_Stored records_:

——————

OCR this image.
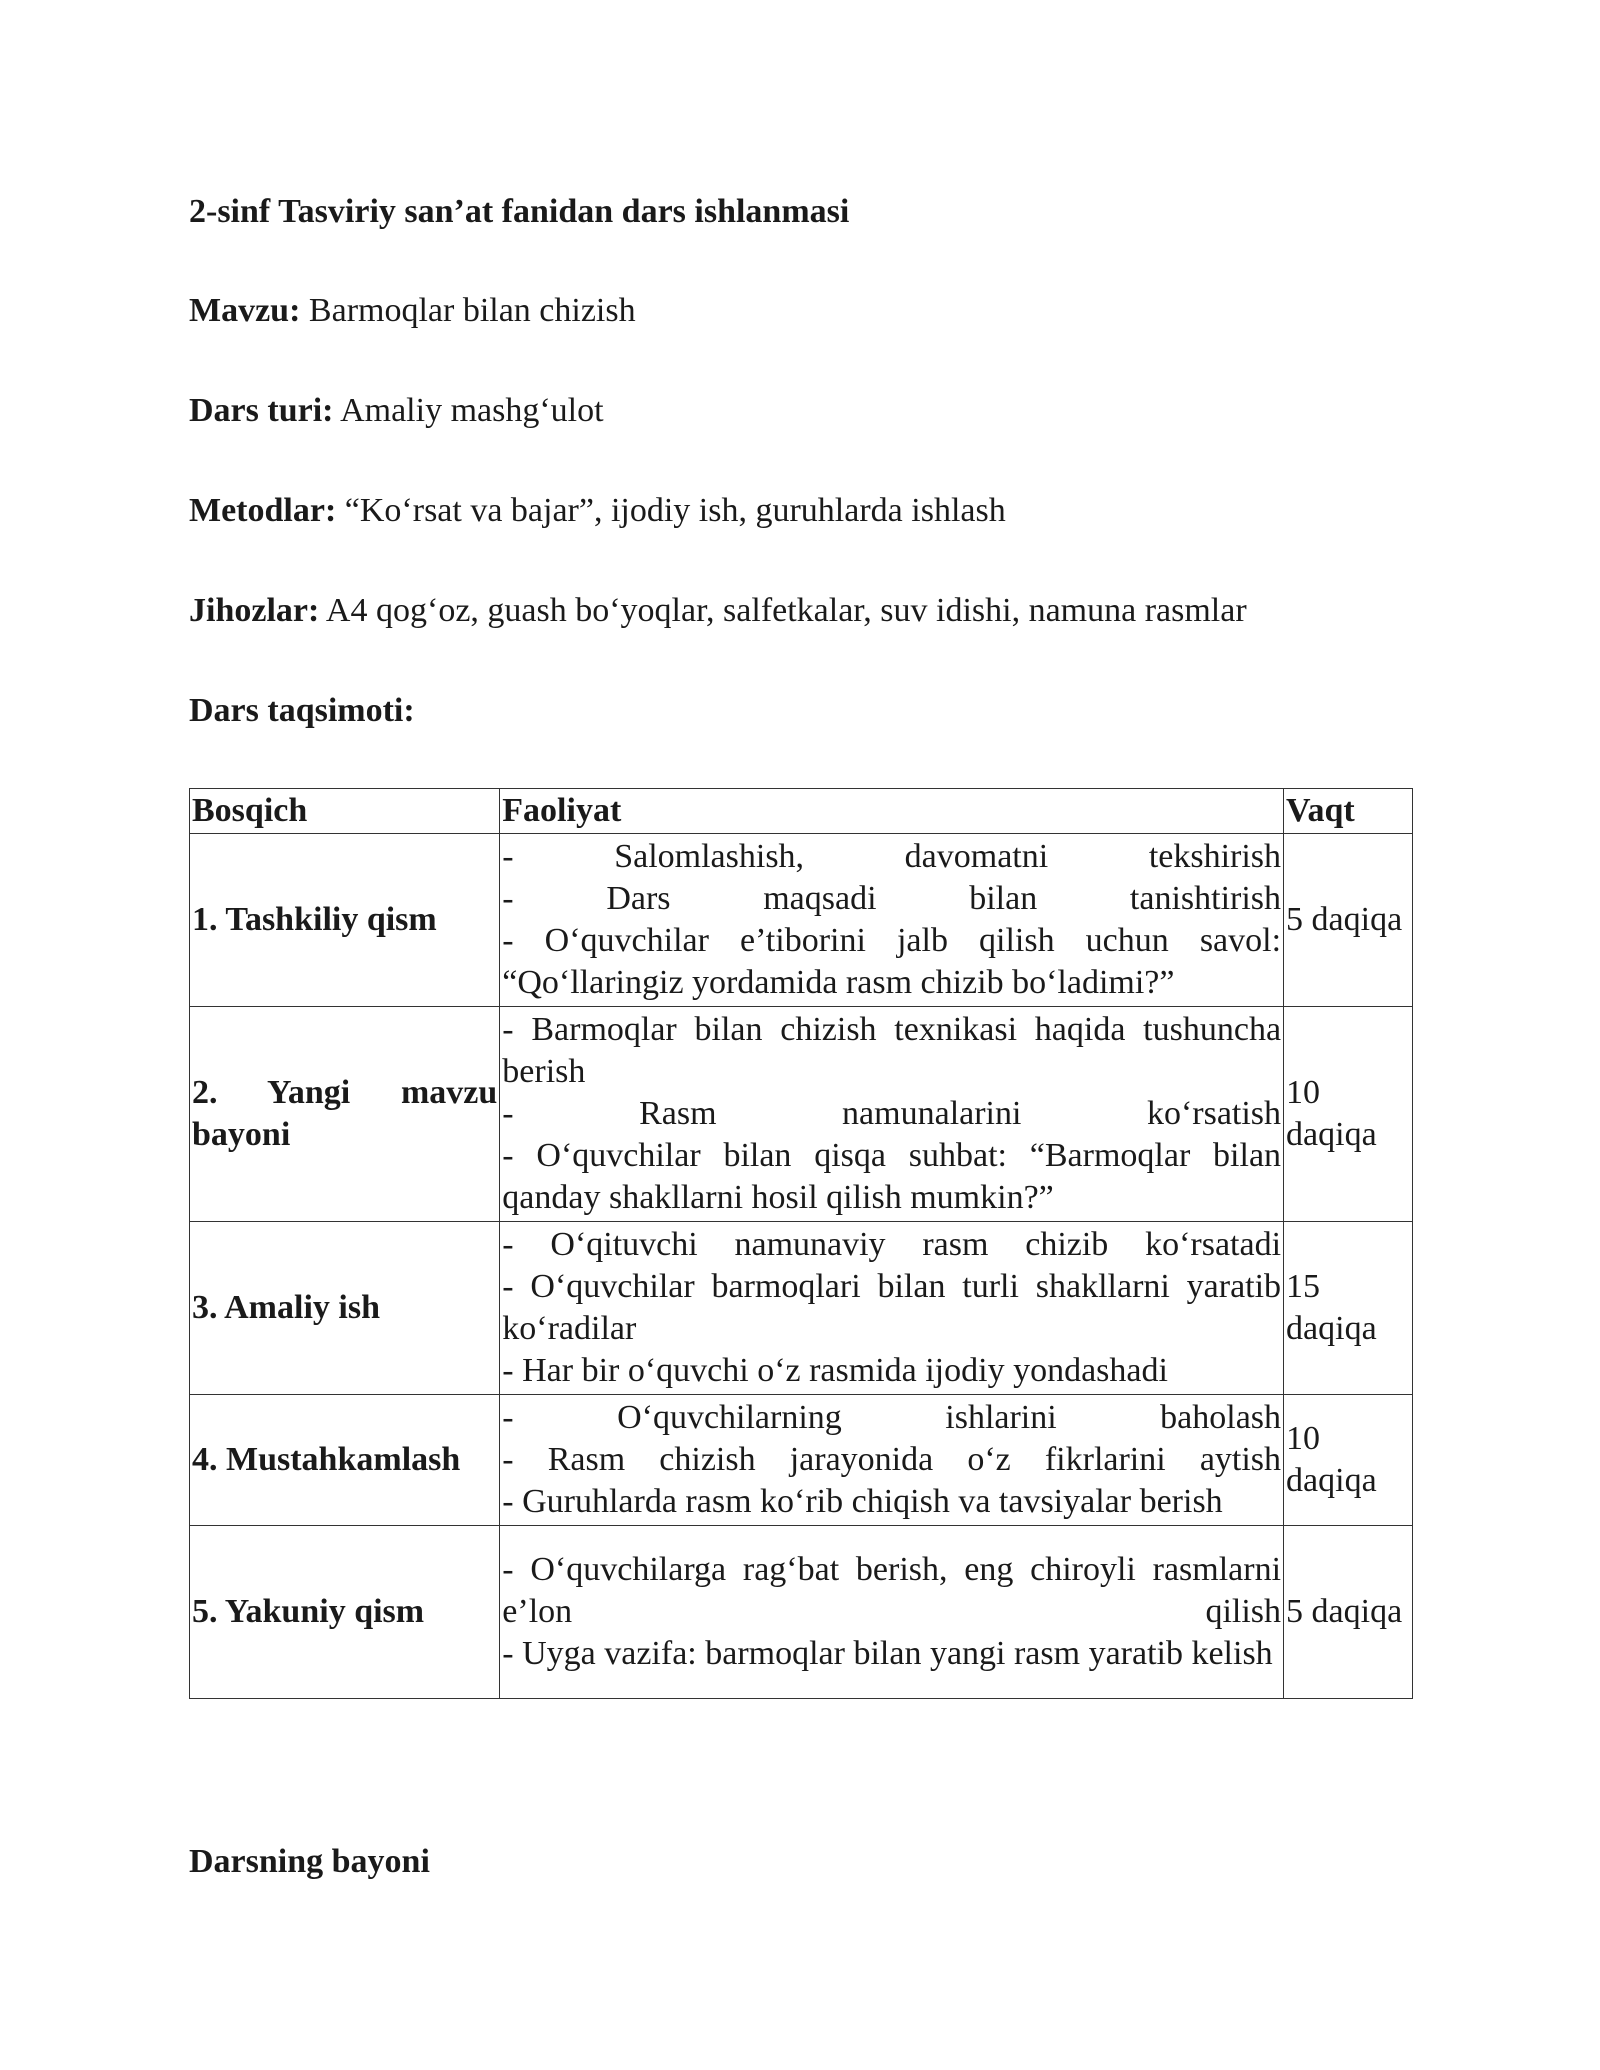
2-sinf Tasviriy san’at fanidan dars ishlanmasi
Mavzu: Barmoqlar bilan chizish
Dars turi: Amaliy mashg‘ulot
Metodlar: “Ko‘rsat va bajar”, ijodiy ish, guruhlarda ishlash
Jihozlar: A4 qog‘oz, guash bo‘yoqlar, salfetkalar, suv idishi, namuna rasmlar
Dars taqsimoti:
Bosqich	Faoliyat	Vaqt
1. Tashkiliy qism	- Salomlashish, davomatni tekshirish
- Dars maqsadi bilan tanishtirish
- O‘quvchilar e’tiborini jalb qilish uchun savol: “Qo‘llaringiz yordamida rasm chizib bo‘ladimi?”	5 daqiqa
2. Yangi mavzu bayoni	- Barmoqlar bilan chizish texnikasi haqida tushuncha berish
- Rasm namunalarini ko‘rsatish
- O‘quvchilar bilan qisqa suhbat: “Barmoqlar bilan qanday shakllarni hosil qilish mumkin?”	10 daqiqa
3. Amaliy ish	- O‘qituvchi namunaviy rasm chizib ko‘rsatadi
- O‘quvchilar barmoqlari bilan turli shakllarni yaratib ko‘radilar
- Har bir o‘quvchi o‘z rasmida ijodiy yondashadi	15 daqiqa
4. Mustahkamlash	- O‘quvchilarning ishlarini baholash
- Rasm chizish jarayonida o‘z fikrlarini aytish
- Guruhlarda rasm ko‘rib chiqish va tavsiyalar berish	10 daqiqa
5. Yakuniy qism	- O‘quvchilarga rag‘bat berish, eng chiroyli rasmlarni e’lon qilish
- Uyga vazifa: barmoqlar bilan yangi rasm yaratib kelish	5 daqiqa
Darsning bayoni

——————

_Task instructions_:
Find each line with the string "qilish" and copy it out.

_Correct result_:
- O‘quvchilar e’tiborini jalb qilish uchun savol: “Qo‘llaringiz yordamida rasm chizib bo‘ladimi?”	5 daqiqa
- O‘quvchilar bilan qisqa suhbat: “Barmoqlar bilan qanday shakllarni hosil qilish mumkin?”	10 daqiqa
5. Yakuniy qism	- O‘quvchilarga rag‘bat berish, eng chiroyli rasmlarni e’lon qilish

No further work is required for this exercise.